Entries from a dataset:
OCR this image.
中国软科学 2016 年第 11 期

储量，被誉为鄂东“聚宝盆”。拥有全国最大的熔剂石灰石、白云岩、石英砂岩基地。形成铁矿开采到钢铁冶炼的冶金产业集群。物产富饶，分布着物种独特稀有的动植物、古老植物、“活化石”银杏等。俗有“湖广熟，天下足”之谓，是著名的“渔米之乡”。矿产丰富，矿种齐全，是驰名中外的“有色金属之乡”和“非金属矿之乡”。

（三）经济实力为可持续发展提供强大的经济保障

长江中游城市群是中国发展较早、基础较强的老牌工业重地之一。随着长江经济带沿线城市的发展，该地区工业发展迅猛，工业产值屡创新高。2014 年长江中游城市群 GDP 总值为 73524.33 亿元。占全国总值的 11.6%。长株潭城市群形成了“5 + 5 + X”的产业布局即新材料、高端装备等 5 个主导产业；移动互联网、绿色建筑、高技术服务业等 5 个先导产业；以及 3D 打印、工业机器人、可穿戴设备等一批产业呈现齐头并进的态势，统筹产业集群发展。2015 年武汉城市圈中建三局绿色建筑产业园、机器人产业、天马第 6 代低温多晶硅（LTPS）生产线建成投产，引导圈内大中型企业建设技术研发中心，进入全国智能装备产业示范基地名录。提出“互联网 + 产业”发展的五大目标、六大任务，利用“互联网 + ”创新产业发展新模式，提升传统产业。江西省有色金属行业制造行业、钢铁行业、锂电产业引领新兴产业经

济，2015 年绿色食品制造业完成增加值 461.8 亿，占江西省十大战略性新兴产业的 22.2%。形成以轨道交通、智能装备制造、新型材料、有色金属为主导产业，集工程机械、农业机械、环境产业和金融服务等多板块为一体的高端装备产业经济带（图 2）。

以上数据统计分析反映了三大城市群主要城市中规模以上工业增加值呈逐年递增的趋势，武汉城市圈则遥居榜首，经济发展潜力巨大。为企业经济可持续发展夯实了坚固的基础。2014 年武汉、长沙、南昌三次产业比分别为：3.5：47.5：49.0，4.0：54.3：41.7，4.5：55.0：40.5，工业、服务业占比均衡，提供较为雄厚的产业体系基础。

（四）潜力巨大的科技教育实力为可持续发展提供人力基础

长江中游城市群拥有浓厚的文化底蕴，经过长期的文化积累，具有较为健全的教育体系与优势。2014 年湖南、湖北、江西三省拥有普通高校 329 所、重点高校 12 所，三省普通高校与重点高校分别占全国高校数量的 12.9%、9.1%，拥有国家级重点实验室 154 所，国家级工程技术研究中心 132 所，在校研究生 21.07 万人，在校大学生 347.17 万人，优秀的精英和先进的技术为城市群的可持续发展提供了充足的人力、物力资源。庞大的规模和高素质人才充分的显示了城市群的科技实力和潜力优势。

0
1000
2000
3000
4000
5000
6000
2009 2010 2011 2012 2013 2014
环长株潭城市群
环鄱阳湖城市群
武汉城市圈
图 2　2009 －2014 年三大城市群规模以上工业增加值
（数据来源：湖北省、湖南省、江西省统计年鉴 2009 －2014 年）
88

PROBLEM STATEMENT: Exactly reproduce every line found in the records.

IN RESPONSE:
OCR this image.
中国软科学 2016 年第 11 期

储量，被誉为鄂东“聚宝盆”。拥有全国最大的熔剂石灰石、白云岩、石英砂岩基地。形成铁矿开采到钢铁冶炼的冶金产业集群。物产富饶，分布着物种独特稀有的动植物、古老植物、“活化石”银杏等。俗有“湖广熟，天下足”之谓，是著名的“渔米之乡”。矿产丰富，矿种齐全，是驰名中外的“有色金属之乡”和“非金属矿之乡”。

（三）经济实力为可持续发展提供强大的经济保障

长江中游城市群是中国发展较早、基础较强的老牌工业重地之一。随着长江经济带沿线城市的发展，该地区工业发展迅猛，工业产值屡创新高。2014 年长江中游城市群 GDP 总值为 73524.33 亿元。占全国总值的 11.6%。长株潭城市群形成了“5 + 5 + X”的产业布局即新材料、高端装备等 5 个主导产业；移动互联网、绿色建筑、高技术服务业等 5 个先导产业；以及 3D 打印、工业机器人、可穿戴设备等一批产业呈现齐头并进的态势，统筹产业集群发展。2015 年武汉城市圈中建三局绿色建筑产业园、机器人产业、天马第 6 代低温多晶硅（LTPS）生产线建成投产，引导圈内大中型企业建设技术研发中心，进入全国智能装备产业示范基地名录。提出“互联网 + 产业”发展的五大目标、六大任务，利用“互联网 + ”创新产业发展新模式，提升传统产业。江西省有色金属行业制造行业、钢铁行业、锂电产业引领新兴产业经

济，2015 年绿色食品制造业完成增加值 461.8 亿，占江西省十大战略性新兴产业的 22.2%。形成以轨道交通、智能装备制造、新型材料、有色金属为主导产业，集工程机械、农业机械、环境产业和金融服务等多板块为一体的高端装备产业经济带（图 2）。

以上数据统计分析反映了三大城市群主要城市中规模以上工业增加值呈逐年递增的趋势，武汉城市圈则遥居榜首，经济发展潜力巨大。为企业经济可持续发展夯实了坚固的基础。2014 年武汉、长沙、南昌三次产业比分别为：3.5：47.5：49.0，4.0：54.3：41.7，4.5：55.0：40.5，工业、服务业占比均衡，提供较为雄厚的产业体系基础。

（四）潜力巨大的科技教育实力为可持续发展提供人力基础

长江中游城市群拥有浓厚的文化底蕴，经过长期的文化积累，具有较为健全的教育体系与优势。2014 年湖南、湖北、江西三省拥有普通高校 329 所、重点高校 12 所，三省普通高校与重点高校分别占全国高校数量的 12.9%、9.1%，拥有国家级重点实验室 154 所，国家级工程技术研究中心 132 所，在校研究生 21.07 万人，在校大学生 347.17 万人，优秀的精英和先进的技术为城市群的可持续发展提供了充足的人力、物力资源。庞大的规模和高素质人才充分的显示了城市群的科技实力和潜力优势。

0
1000
2000
3000
4000
5000
6000
2009 2010 2011 2012 2013 2014
环长株潭城市群
环鄱阳湖城市群
武汉城市圈
图 2　2009 －2014 年三大城市群规模以上工业增加值
（数据来源：湖北省、湖南省、江西省统计年鉴 2009 －2014 年）
88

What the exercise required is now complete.